Task -> In the passage on economic security policy, which term has the US rhetorically moved away from in favor of "de-risking"?

By contrast, China’s approach is far more comprehensive, in terms of the number of policies that now have a security rationale, the potential scope of their implementation and the impact they would have on business. Since the mid-2000s there has been a steady convergence of development and security concerns in China, with the goals of achieving a high degree of ‘controllability’ of its industrial system, technological self-reliance and supply chain security now of paramount importance.
For its part, the US has moved away from its rhetoric of ‘decoupling’ in favour of ‘de-risking’, creating the perception that its approach is closely aligned with the EU’s. However, while both economies aim to build their domestic industrial capabilities and bolster their competitiveness in key industries, the US differs in that it has also been taking a more pre-emptive approach, with the goal of impeding China’s development in key technological fields.
At the corporate level, the volume, complexity and severity of the risks companies face have grown exponentially in recent years, as politics has seeped into the business environment. While Chamber members differ in how they are responding, clear sets of strategies are emerging with some pulled into the China market to increase localisation and/or investment, and others pushed to shift investments and/or parts of their operations away from the country.

(Dataset records)
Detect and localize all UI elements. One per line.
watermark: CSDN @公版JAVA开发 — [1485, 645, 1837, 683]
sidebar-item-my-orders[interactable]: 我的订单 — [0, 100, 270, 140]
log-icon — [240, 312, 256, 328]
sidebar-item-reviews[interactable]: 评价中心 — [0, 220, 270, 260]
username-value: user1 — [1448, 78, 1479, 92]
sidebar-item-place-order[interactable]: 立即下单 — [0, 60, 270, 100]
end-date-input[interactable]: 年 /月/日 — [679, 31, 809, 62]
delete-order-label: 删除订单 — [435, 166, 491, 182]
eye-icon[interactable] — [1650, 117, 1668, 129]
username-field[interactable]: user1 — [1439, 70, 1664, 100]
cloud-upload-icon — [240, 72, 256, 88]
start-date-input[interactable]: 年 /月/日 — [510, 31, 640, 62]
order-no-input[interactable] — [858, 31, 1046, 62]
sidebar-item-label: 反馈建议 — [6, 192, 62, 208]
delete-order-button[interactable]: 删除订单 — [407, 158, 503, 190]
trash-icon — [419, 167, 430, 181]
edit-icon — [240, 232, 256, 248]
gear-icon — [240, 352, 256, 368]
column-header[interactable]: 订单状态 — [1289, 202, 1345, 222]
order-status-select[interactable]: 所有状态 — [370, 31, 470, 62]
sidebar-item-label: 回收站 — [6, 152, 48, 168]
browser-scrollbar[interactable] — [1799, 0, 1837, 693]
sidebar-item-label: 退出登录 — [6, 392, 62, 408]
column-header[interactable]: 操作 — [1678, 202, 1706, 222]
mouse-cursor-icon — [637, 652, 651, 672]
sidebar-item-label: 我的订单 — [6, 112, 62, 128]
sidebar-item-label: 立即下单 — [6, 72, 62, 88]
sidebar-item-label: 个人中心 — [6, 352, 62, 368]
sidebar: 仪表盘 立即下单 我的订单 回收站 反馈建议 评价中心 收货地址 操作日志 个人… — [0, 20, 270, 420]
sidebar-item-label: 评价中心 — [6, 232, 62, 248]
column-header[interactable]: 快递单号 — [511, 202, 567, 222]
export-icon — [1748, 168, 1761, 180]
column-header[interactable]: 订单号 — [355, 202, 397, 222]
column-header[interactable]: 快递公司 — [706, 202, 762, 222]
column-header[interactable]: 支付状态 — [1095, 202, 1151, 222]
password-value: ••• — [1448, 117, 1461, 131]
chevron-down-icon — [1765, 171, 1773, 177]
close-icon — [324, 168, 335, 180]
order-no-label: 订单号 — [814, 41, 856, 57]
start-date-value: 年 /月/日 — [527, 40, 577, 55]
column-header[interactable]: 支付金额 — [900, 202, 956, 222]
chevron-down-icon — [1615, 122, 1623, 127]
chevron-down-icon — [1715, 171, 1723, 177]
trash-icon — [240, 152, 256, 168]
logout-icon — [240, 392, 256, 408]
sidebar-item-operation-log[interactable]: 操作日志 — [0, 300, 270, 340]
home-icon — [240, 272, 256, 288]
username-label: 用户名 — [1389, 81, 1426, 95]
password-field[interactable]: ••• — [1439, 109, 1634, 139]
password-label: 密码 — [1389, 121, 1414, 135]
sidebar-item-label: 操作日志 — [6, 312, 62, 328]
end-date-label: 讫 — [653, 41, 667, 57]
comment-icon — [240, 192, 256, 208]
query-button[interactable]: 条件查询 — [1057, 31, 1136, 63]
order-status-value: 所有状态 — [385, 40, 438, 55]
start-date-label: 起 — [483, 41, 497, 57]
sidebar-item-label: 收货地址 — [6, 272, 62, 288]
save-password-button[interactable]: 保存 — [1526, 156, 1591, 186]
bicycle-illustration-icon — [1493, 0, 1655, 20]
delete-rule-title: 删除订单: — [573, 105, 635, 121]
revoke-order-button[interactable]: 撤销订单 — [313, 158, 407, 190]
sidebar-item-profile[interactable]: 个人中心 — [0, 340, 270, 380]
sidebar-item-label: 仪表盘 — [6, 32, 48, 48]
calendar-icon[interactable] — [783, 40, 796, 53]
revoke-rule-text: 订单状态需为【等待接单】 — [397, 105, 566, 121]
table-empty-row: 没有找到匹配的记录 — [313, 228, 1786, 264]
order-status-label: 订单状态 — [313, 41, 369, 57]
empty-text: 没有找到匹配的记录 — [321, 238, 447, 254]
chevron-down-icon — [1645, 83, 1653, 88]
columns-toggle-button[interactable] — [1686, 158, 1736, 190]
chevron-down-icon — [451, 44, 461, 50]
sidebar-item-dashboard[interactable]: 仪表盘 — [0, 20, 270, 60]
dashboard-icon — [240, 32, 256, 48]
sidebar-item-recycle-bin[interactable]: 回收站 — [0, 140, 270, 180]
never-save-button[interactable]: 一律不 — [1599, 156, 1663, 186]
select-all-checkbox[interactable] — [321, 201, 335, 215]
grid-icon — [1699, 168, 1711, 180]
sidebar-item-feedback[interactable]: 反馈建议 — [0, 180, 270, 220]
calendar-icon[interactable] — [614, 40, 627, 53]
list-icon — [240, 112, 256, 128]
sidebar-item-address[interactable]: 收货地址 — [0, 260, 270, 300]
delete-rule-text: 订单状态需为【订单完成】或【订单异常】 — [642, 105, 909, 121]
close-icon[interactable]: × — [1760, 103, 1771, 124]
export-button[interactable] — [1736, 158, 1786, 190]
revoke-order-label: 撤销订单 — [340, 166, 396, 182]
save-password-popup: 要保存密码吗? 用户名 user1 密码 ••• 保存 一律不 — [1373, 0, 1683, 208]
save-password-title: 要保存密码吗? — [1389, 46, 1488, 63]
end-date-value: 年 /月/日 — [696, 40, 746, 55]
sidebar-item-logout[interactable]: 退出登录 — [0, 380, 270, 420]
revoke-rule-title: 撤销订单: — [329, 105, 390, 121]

Finished task -> "Decoupling."